# Listed records start

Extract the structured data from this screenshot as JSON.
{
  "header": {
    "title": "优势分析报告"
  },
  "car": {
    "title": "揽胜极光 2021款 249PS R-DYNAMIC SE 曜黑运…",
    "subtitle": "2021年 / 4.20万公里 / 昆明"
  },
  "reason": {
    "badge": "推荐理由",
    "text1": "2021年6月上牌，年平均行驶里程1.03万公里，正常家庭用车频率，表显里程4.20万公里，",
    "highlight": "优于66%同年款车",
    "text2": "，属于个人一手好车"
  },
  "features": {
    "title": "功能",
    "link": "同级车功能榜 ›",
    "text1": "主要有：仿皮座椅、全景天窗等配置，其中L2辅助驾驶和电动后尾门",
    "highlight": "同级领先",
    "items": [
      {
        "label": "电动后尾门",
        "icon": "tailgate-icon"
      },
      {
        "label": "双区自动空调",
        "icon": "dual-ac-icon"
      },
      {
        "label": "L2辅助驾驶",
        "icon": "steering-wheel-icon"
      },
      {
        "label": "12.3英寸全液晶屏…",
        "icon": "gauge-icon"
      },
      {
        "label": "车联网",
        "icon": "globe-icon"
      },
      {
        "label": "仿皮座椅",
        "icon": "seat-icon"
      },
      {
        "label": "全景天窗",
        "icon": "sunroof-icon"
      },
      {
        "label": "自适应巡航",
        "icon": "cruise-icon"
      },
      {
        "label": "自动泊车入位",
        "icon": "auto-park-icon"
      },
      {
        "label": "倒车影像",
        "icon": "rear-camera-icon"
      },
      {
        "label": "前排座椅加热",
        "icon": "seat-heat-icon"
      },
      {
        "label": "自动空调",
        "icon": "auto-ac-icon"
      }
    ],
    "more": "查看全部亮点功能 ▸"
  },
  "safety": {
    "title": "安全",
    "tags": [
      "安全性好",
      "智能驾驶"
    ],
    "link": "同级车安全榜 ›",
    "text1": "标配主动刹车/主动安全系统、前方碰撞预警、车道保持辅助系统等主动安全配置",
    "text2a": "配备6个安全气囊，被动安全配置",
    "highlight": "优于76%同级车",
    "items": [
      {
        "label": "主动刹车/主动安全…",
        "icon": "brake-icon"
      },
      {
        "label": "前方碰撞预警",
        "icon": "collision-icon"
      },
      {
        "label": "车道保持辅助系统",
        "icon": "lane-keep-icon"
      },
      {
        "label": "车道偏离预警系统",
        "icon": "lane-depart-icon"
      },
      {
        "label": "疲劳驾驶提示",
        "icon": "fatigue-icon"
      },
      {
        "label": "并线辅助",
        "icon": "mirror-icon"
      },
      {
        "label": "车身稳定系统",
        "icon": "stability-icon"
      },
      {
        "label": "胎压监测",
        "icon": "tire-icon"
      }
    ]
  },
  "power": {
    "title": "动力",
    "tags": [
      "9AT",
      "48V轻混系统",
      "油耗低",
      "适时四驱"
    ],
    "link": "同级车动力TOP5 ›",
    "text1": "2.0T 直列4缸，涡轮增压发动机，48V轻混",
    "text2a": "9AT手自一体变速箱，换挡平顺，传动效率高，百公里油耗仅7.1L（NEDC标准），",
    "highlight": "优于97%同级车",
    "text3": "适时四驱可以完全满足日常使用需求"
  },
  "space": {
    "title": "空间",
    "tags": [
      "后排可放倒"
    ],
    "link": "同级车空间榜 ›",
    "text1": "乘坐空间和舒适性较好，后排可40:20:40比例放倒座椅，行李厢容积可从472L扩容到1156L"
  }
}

# Listed records end
# Listed records start

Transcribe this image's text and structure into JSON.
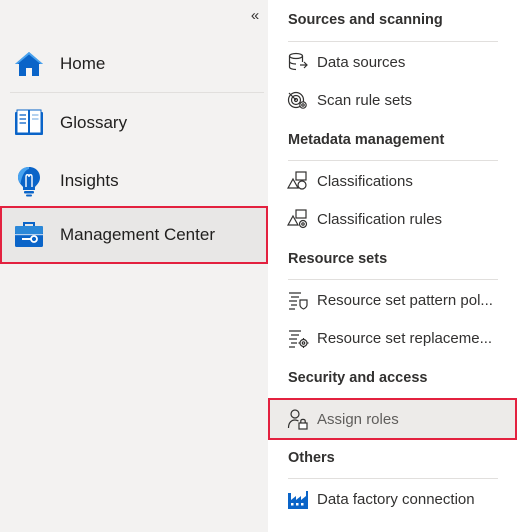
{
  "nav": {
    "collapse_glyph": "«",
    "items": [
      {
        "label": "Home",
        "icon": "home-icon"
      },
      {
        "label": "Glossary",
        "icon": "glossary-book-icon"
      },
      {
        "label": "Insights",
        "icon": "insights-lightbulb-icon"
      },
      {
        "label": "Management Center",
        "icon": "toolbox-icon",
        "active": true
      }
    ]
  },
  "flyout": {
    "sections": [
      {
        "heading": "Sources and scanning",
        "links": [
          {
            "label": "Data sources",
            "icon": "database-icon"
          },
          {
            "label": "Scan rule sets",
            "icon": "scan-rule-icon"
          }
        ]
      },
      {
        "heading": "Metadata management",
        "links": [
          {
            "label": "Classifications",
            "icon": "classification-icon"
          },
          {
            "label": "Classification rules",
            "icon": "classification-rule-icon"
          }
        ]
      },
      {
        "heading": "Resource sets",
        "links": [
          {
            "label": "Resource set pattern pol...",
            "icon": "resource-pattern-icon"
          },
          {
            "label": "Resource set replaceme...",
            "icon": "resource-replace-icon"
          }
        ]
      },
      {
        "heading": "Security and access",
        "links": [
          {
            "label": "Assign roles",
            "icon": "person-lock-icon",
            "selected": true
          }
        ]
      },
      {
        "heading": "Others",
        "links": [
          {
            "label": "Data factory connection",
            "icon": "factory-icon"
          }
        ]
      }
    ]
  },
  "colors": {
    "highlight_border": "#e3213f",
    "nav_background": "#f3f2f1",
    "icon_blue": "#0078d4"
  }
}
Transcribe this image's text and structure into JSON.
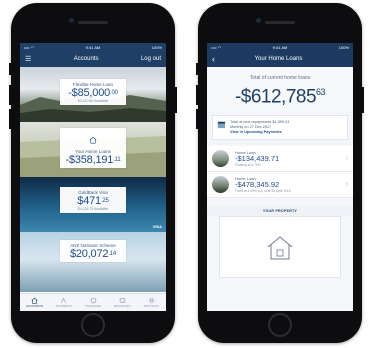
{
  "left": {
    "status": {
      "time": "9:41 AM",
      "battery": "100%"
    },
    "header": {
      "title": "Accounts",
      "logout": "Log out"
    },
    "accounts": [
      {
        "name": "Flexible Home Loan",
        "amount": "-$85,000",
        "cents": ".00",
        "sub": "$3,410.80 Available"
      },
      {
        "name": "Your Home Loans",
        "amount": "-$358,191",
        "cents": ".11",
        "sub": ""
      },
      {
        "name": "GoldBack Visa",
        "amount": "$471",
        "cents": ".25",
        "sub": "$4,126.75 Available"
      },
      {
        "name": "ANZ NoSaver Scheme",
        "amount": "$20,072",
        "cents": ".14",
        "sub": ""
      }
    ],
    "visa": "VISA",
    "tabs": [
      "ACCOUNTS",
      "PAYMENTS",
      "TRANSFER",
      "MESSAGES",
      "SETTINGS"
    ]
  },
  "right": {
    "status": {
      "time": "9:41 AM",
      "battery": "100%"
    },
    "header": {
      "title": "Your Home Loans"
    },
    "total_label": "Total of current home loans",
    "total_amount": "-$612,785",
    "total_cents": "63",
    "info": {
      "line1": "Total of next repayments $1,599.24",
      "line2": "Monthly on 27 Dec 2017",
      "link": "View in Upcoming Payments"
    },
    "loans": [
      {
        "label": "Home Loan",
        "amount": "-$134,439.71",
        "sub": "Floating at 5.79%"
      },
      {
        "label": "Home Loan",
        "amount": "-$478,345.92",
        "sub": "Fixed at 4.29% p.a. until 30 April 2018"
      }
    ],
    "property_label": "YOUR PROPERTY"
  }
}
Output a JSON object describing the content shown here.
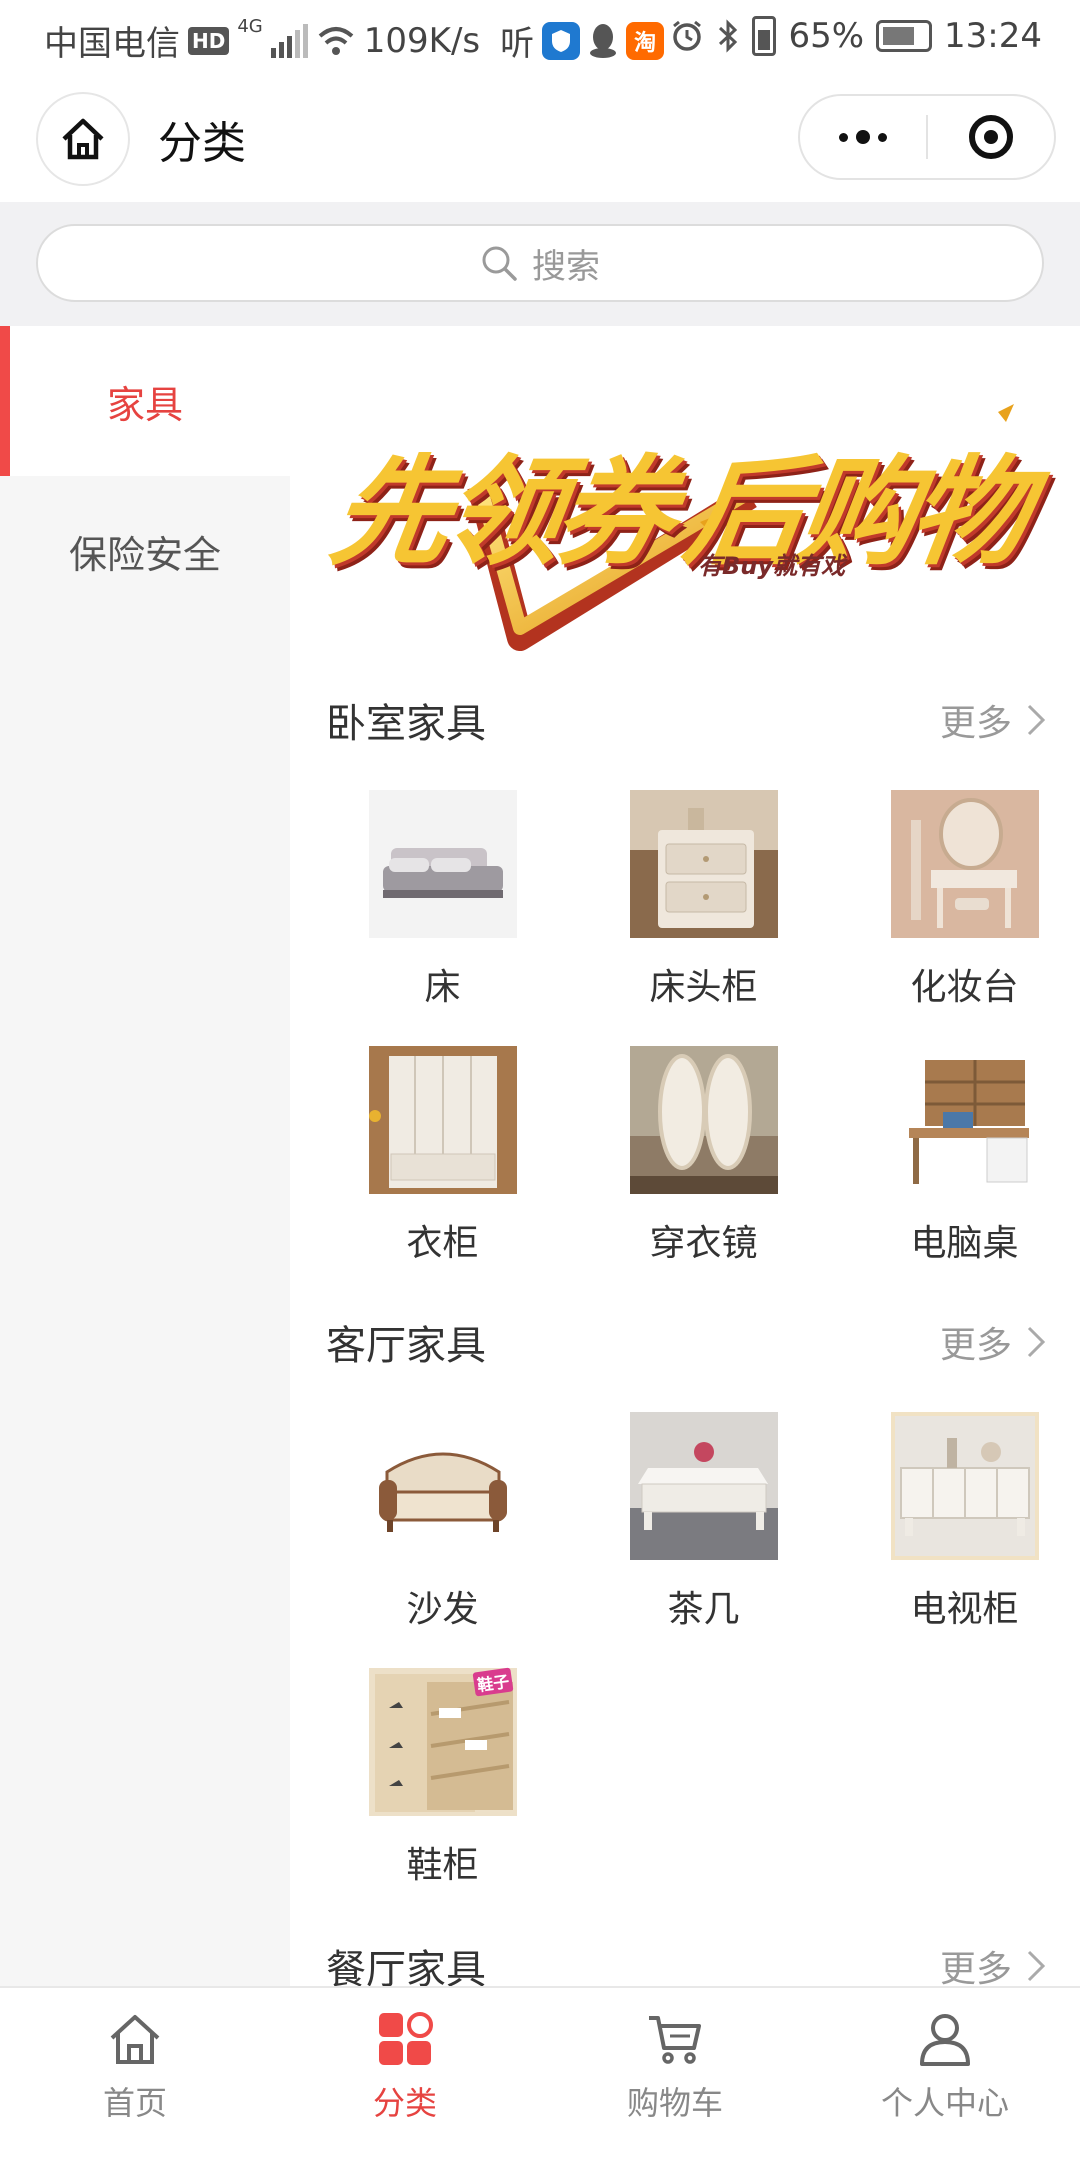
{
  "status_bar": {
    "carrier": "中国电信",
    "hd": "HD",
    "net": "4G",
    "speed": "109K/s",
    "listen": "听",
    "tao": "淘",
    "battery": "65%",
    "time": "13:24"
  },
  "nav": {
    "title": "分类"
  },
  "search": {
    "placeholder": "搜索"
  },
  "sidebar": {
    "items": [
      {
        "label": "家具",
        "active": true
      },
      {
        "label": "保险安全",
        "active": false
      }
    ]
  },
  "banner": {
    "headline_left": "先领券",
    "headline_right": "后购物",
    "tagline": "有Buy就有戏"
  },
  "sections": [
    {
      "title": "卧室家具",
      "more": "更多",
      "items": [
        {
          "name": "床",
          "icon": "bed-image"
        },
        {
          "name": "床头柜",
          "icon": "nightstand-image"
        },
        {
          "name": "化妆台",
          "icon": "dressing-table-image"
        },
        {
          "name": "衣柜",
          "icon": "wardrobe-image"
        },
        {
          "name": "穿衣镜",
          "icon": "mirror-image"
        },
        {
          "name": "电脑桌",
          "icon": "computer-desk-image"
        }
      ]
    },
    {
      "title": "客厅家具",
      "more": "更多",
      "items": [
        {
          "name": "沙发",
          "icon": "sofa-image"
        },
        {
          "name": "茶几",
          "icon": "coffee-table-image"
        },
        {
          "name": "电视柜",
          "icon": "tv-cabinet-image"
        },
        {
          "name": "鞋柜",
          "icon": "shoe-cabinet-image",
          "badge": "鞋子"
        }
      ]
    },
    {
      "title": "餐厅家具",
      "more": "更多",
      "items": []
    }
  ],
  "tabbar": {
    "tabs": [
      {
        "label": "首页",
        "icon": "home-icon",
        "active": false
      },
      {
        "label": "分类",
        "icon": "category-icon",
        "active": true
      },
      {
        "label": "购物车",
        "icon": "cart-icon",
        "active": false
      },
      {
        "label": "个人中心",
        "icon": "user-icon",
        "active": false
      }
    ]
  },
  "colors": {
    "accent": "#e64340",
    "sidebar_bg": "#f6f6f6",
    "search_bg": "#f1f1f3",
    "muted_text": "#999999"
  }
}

# Listed records end

*Written exercise*
Gather every line from the listing above in which the word "前方碰撞预警" appears.

*Written solution*
    "text1": "标配主动刹车/主动安全系统、前方碰撞预警、车道保持辅助系统等主动安全配置",
        "label": "前方碰撞预警",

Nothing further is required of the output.